═════ Record excerpts
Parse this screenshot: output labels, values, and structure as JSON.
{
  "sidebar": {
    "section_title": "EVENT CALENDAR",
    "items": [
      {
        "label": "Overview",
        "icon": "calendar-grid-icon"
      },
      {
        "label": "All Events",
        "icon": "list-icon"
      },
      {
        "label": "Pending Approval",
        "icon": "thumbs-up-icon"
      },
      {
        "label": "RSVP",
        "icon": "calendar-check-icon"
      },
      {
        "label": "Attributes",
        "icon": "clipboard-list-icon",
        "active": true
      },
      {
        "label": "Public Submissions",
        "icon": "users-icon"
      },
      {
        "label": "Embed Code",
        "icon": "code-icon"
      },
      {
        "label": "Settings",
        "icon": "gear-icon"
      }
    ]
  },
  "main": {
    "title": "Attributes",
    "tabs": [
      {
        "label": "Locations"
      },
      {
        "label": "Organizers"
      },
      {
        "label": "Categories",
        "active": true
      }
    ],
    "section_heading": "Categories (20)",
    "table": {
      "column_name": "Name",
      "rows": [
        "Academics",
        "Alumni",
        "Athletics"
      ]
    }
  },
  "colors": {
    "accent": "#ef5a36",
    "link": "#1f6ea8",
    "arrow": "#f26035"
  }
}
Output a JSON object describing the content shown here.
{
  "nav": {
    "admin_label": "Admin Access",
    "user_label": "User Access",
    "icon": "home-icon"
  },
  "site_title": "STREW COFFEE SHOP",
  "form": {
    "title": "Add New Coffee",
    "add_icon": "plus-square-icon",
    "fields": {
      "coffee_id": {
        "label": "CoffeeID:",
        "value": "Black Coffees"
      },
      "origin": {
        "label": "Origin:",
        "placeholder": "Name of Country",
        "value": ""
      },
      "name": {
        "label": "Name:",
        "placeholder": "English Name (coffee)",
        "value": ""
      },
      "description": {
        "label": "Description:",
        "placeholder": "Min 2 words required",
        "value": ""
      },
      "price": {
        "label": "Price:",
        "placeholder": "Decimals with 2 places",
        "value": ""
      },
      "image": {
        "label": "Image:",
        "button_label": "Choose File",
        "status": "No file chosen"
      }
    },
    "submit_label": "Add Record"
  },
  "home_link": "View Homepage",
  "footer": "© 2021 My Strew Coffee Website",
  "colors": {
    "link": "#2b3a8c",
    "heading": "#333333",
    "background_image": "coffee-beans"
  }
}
══════════
Using the listing above, please repeat every entry exactly.

Exercise response:
Parse this screenshot: output labels, values, and structure as JSON.
{
  "sidebar": {
    "section_title": "EVENT CALENDAR",
    "items": [
      {
        "label": "Overview",
        "icon": "calendar-grid-icon"
      },
      {
        "label": "All Events",
        "icon": "list-icon"
      },
      {
        "label": "Pending Approval",
        "icon": "thumbs-up-icon"
      },
      {
        "label": "RSVP",
        "icon": "calendar-check-icon"
      },
      {
        "label": "Attributes",
        "icon": "clipboard-list-icon",
        "active": true
      },
      {
        "label": "Public Submissions",
        "icon": "users-icon"
      },
      {
        "label": "Embed Code",
        "icon": "code-icon"
      },
      {
        "label": "Settings",
        "icon": "gear-icon"
      }
    ]
  },
  "main": {
    "title": "Attributes",
    "tabs": [
      {
        "label": "Locations"
      },
      {
        "label": "Organizers"
      },
      {
        "label": "Categories",
        "active": true
      }
    ],
    "section_heading": "Categories (20)",
    "table": {
      "column_name": "Name",
      "rows": [
        "Academics",
        "Alumni",
        "Athletics"
      ]
    }
  },
  "colors": {
    "accent": "#ef5a36",
    "link": "#1f6ea8",
    "arrow": "#f26035"
  }
}
Output a JSON object describing the content shown here.
{
  "nav": {
    "admin_label": "Admin Access",
    "user_label": "User Access",
    "icon": "home-icon"
  },
  "site_title": "STREW COFFEE SHOP",
  "form": {
    "title": "Add New Coffee",
    "add_icon": "plus-square-icon",
    "fields": {
      "coffee_id": {
        "label": "CoffeeID:",
        "value": "Black Coffees"
      },
      "origin": {
        "label": "Origin:",
        "placeholder": "Name of Country",
        "value": ""
      },
      "name": {
        "label": "Name:",
        "placeholder": "English Name (coffee)",
        "value": ""
      },
      "description": {
        "label": "Description:",
        "placeholder": "Min 2 words required",
        "value": ""
      },
      "price": {
        "label": "Price:",
        "placeholder": "Decimals with 2 places",
        "value": ""
      },
      "image": {
        "label": "Image:",
        "button_label": "Choose File",
        "status": "No file chosen"
      }
    },
    "submit_label": "Add Record"
  },
  "home_link": "View Homepage",
  "footer": "© 2021 My Strew Coffee Website",
  "colors": {
    "link": "#2b3a8c",
    "heading": "#333333",
    "background_image": "coffee-beans"
  }
}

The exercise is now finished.